┌──

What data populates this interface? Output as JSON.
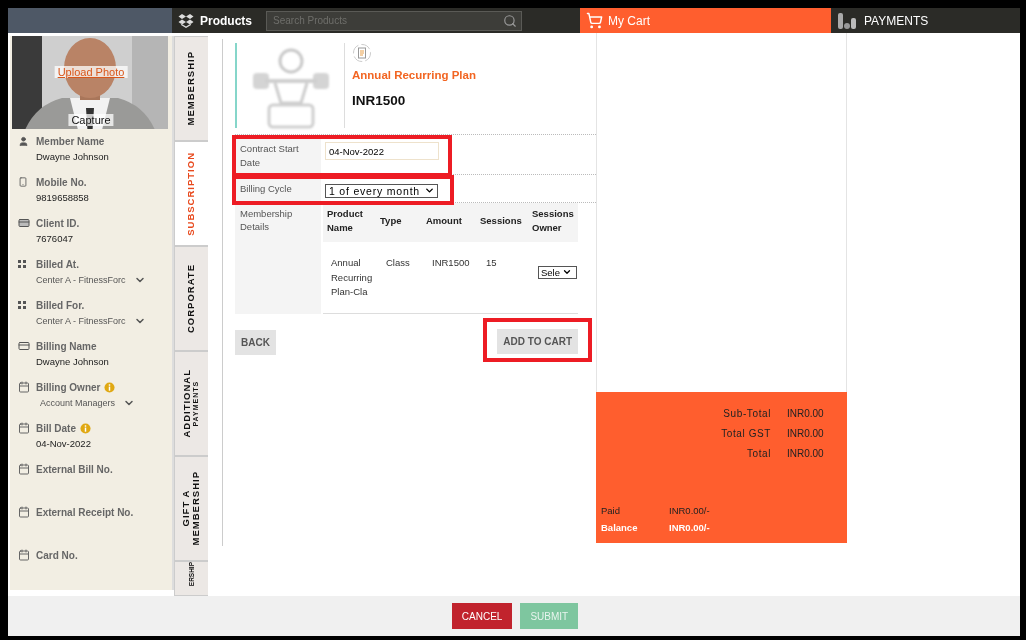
{
  "header": {
    "products_title": "Products",
    "search_placeholder": "Search Products",
    "cart_title": "My Cart",
    "payments_title": "PAYMENTS"
  },
  "sidebar": {
    "photo": {
      "upload_link": "Upload Photo",
      "capture": "Capture"
    },
    "fields": [
      {
        "label": "Member Name",
        "value": "Dwayne Johnson",
        "kind": "text",
        "info": false
      },
      {
        "label": "Mobile No.",
        "value": "9819658858",
        "kind": "text",
        "info": false
      },
      {
        "label": "Client ID.",
        "value": "7676047",
        "kind": "text",
        "info": false
      },
      {
        "label": "Billed At.",
        "value": "Center A - FitnessForc",
        "kind": "select",
        "info": false
      },
      {
        "label": "Billed For.",
        "value": "Center A - FitnessForc",
        "kind": "select",
        "info": false
      },
      {
        "label": "Billing Name",
        "value": "Dwayne  Johnson",
        "kind": "text",
        "info": false
      },
      {
        "label": "Billing Owner",
        "value": "Account Managers",
        "kind": "select",
        "info": true
      },
      {
        "label": "Bill Date",
        "value": "04-Nov-2022",
        "kind": "text",
        "info": true
      },
      {
        "label": "External Bill No.",
        "kind": "empty",
        "info": false
      },
      {
        "label": "External Receipt No.",
        "kind": "empty",
        "info": false
      },
      {
        "label": "Card No.",
        "kind": "empty",
        "info": false
      }
    ]
  },
  "tabs": [
    {
      "lines": [
        "MEMBERSHIP"
      ],
      "kind": "single",
      "selected": false
    },
    {
      "lines": [
        "SUBSCRIPTION"
      ],
      "kind": "single",
      "selected": true
    },
    {
      "lines": [
        "CORPORATE"
      ],
      "kind": "single",
      "selected": false
    },
    {
      "lines": [
        "ADDITIONAL",
        "PAYMENTS"
      ],
      "kind": "subtitle",
      "selected": false
    },
    {
      "lines": [
        "GIFT A",
        "MEMBERSHIP"
      ],
      "kind": "stacked",
      "selected": false
    },
    {
      "lines": [
        "ERSHIP"
      ],
      "kind": "cut",
      "selected": false
    }
  ],
  "product": {
    "title": "Annual Recurring Plan",
    "price": "INR1500"
  },
  "form": [
    {
      "label": "Contract Start Date",
      "kind": "input",
      "value": "04-Nov-2022",
      "highlighted": true
    },
    {
      "label": "Billing Cycle",
      "kind": "select",
      "value": "1 of every month",
      "highlighted": true
    }
  ],
  "membership_details": {
    "label": "Membership Details",
    "columns": [
      "Product Name",
      "Type",
      "Amount",
      "Sessions",
      "Sessions Owner"
    ],
    "rows": [
      {
        "product": "Annual Recurring Plan-Cla",
        "type": "Class",
        "amount": "INR1500",
        "sessions": "15",
        "owner": "Sele"
      }
    ]
  },
  "buttons": [
    {
      "label": "BACK",
      "kind": "back",
      "highlighted": false
    },
    {
      "label": "ADD TO CART",
      "kind": "add",
      "highlighted": true
    }
  ],
  "cart": {
    "totals": [
      {
        "label": "Sub-Total",
        "value": "INR0.00"
      },
      {
        "label": "Total GST",
        "value": "INR0.00"
      },
      {
        "label": "Total",
        "value": "INR0.00"
      }
    ],
    "balances": [
      {
        "label": "Paid",
        "value": "INR0.00/-"
      },
      {
        "label": "Balance",
        "value": "INR0.00/-"
      }
    ]
  },
  "footer_buttons": [
    {
      "label": "CANCEL",
      "kind": "cancel",
      "disabled": false
    },
    {
      "label": "SUBMIT",
      "kind": "submit",
      "disabled": true
    }
  ]
}
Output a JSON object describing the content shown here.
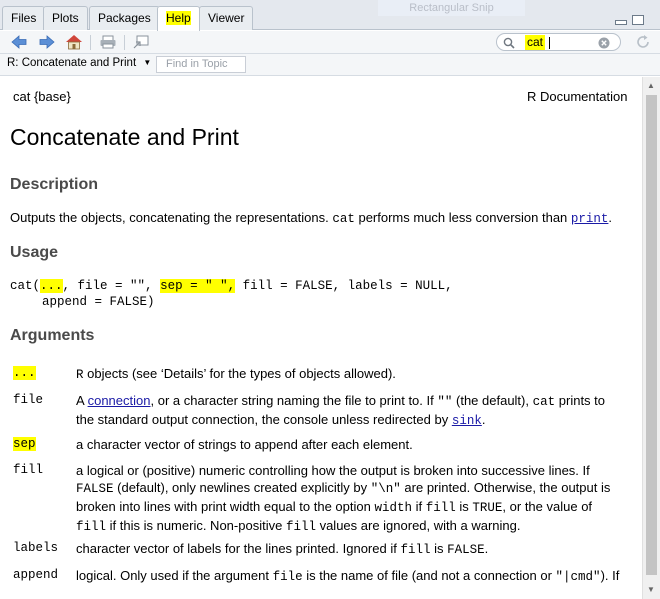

└──

Reproduce the material in its entirety and word for word, without the pictures.

▶ SOLUTION
What data populates this interface? Output as JSON.
{
  "header": {
    "products_title": "Products",
    "search_placeholder": "Search Products",
    "cart_title": "My Cart",
    "payments_title": "PAYMENTS"
  },
  "sidebar": {
    "photo": {
      "upload_link": "Upload Photo",
      "capture": "Capture"
    },
    "fields": [
      {
        "label": "Member Name",
        "value": "Dwayne Johnson",
        "kind": "text",
        "info": false
      },
      {
        "label": "Mobile No.",
        "value": "9819658858",
        "kind": "text",
        "info": false
      },
      {
        "label": "Client ID.",
        "value": "7676047",
        "kind": "text",
        "info": false
      },
      {
        "label": "Billed At.",
        "value": "Center A - FitnessForc",
        "kind": "select",
        "info": false
      },
      {
        "label": "Billed For.",
        "value": "Center A - FitnessForc",
        "kind": "select",
        "info": false
      },
      {
        "label": "Billing Name",
        "value": "Dwayne  Johnson",
        "kind": "text",
        "info": false
      },
      {
        "label": "Billing Owner",
        "value": "Account Managers",
        "kind": "select",
        "info": true
      },
      {
        "label": "Bill Date",
        "value": "04-Nov-2022",
        "kind": "text",
        "info": true
      },
      {
        "label": "External Bill No.",
        "kind": "empty",
        "info": false
      },
      {
        "label": "External Receipt No.",
        "kind": "empty",
        "info": false
      },
      {
        "label": "Card No.",
        "kind": "empty",
        "info": false
      }
    ]
  },
  "tabs": [
    {
      "lines": [
        "MEMBERSHIP"
      ],
      "kind": "single",
      "selected": false
    },
    {
      "lines": [
        "SUBSCRIPTION"
      ],
      "kind": "single",
      "selected": true
    },
    {
      "lines": [
        "CORPORATE"
      ],
      "kind": "single",
      "selected": false
    },
    {
      "lines": [
        "ADDITIONAL",
        "PAYMENTS"
      ],
      "kind": "subtitle",
      "selected": false
    },
    {
      "lines": [
        "GIFT A",
        "MEMBERSHIP"
      ],
      "kind": "stacked",
      "selected": false
    },
    {
      "lines": [
        "ERSHIP"
      ],
      "kind": "cut",
      "selected": false
    }
  ],
  "product": {
    "title": "Annual Recurring Plan",
    "price": "INR1500"
  },
  "form": [
    {
      "label": "Contract Start Date",
      "kind": "input",
      "value": "04-Nov-2022",
      "highlighted": true
    },
    {
      "label": "Billing Cycle",
      "kind": "select",
      "value": "1 of every month",
      "highlighted": true
    }
  ],
  "membership_details": {
    "label": "Membership Details",
    "columns": [
      "Product Name",
      "Type",
      "Amount",
      "Sessions",
      "Sessions Owner"
    ],
    "rows": [
      {
        "product": "Annual Recurring Plan-Cla",
        "type": "Class",
        "amount": "INR1500",
        "sessions": "15",
        "owner": "Sele"
      }
    ]
  },
  "buttons": [
    {
      "label": "BACK",
      "kind": "back",
      "highlighted": false
    },
    {
      "label": "ADD TO CART",
      "kind": "add",
      "highlighted": true
    }
  ],
  "cart": {
    "totals": [
      {
        "label": "Sub-Total",
        "value": "INR0.00"
      },
      {
        "label": "Total GST",
        "value": "INR0.00"
      },
      {
        "label": "Total",
        "value": "INR0.00"
      }
    ],
    "balances": [
      {
        "label": "Paid",
        "value": "INR0.00/-"
      },
      {
        "label": "Balance",
        "value": "INR0.00/-"
      }
    ]
  },
  "footer_buttons": [
    {
      "label": "CANCEL",
      "kind": "cancel",
      "disabled": false
    },
    {
      "label": "SUBMIT",
      "kind": "submit",
      "disabled": true
    }
  ]
}
Output a JSON object describing the content shown here.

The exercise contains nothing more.